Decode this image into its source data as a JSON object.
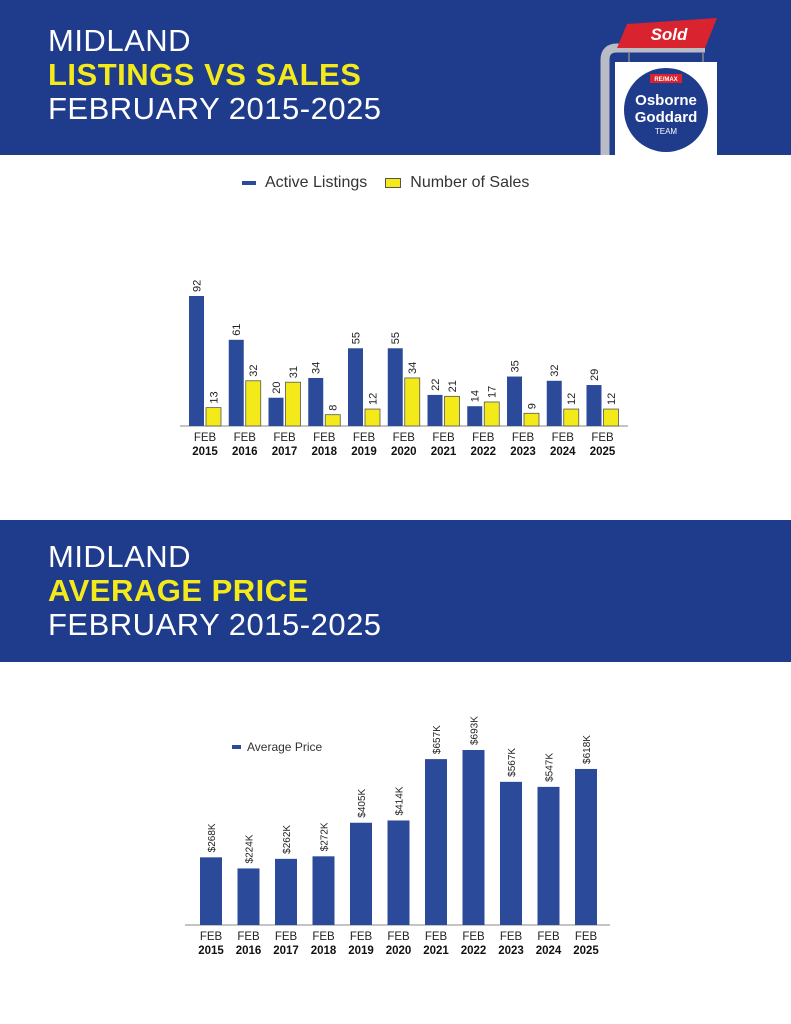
{
  "header1": {
    "line1": "MIDLAND",
    "line2": "LISTINGS VS SALES",
    "line3": "FEBRUARY 2015-2025"
  },
  "header2": {
    "line1": "MIDLAND",
    "line2": "AVERAGE PRICE",
    "line3": "FEBRUARY 2015-2025"
  },
  "logo": {
    "sold": "Sold",
    "brand": "RE/MAX",
    "name1": "Osborne",
    "name2": "Goddard",
    "name3": "TEAM"
  },
  "colors": {
    "navy": "#1f3b8c",
    "bar_blue": "#2c4a9a",
    "yellow": "#f4ea1a",
    "red": "#d9232e"
  },
  "chart_data": [
    {
      "type": "bar",
      "categories": [
        "FEB 2015",
        "FEB 2016",
        "FEB 2017",
        "FEB 2018",
        "FEB 2019",
        "FEB 2020",
        "FEB 2021",
        "FEB 2022",
        "FEB 2023",
        "FEB 2024",
        "FEB 2025"
      ],
      "series": [
        {
          "name": "Active Listings",
          "values": [
            92,
            61,
            20,
            34,
            55,
            55,
            22,
            14,
            35,
            32,
            29
          ]
        },
        {
          "name": "Number of Sales",
          "values": [
            13,
            32,
            31,
            8,
            12,
            34,
            21,
            17,
            9,
            12,
            12
          ]
        }
      ],
      "legend": "top-center",
      "grid": false
    },
    {
      "type": "bar",
      "categories": [
        "FEB 2015",
        "FEB 2016",
        "FEB 2017",
        "FEB 2018",
        "FEB 2019",
        "FEB 2020",
        "FEB 2021",
        "FEB 2022",
        "FEB 2023",
        "FEB 2024",
        "FEB 2025"
      ],
      "series": [
        {
          "name": "Average Price",
          "values": [
            268,
            224,
            262,
            272,
            405,
            414,
            657,
            693,
            567,
            547,
            618
          ],
          "labels": [
            "$268K",
            "$224K",
            "$262K",
            "$272K",
            "$405K",
            "$414K",
            "$657K",
            "$693K",
            "$567K",
            "$547K",
            "$618K"
          ]
        }
      ],
      "legend": "top-left",
      "grid": false
    }
  ]
}
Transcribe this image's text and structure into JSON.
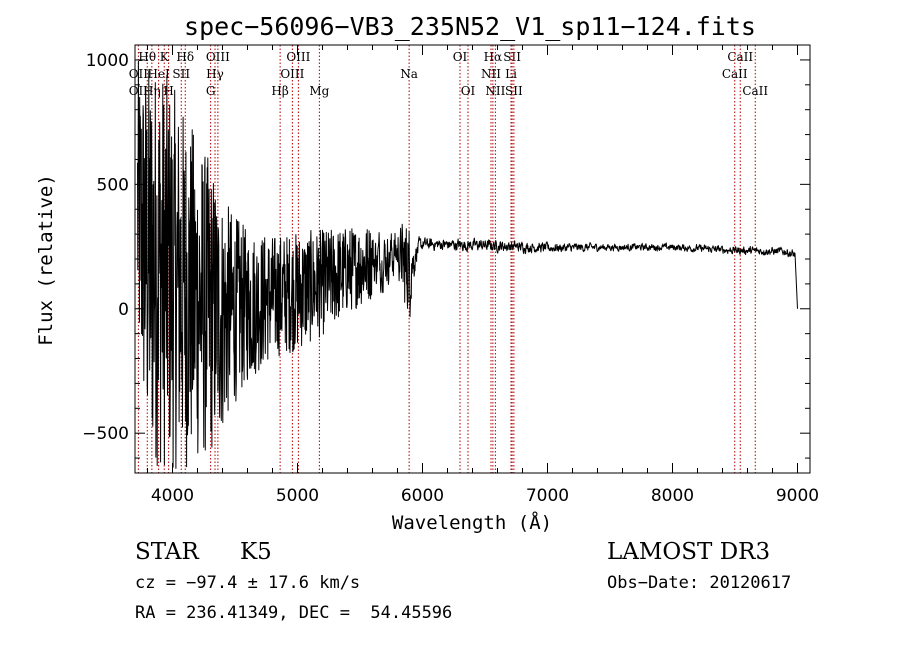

· · ·

DIRECTIONS -> Pull out and copy each line containing the string "this".

PROBLEM SOLUTION ->
Decode this image into its source data as a JSON object.
Transcribe this image's text and structure into JSON.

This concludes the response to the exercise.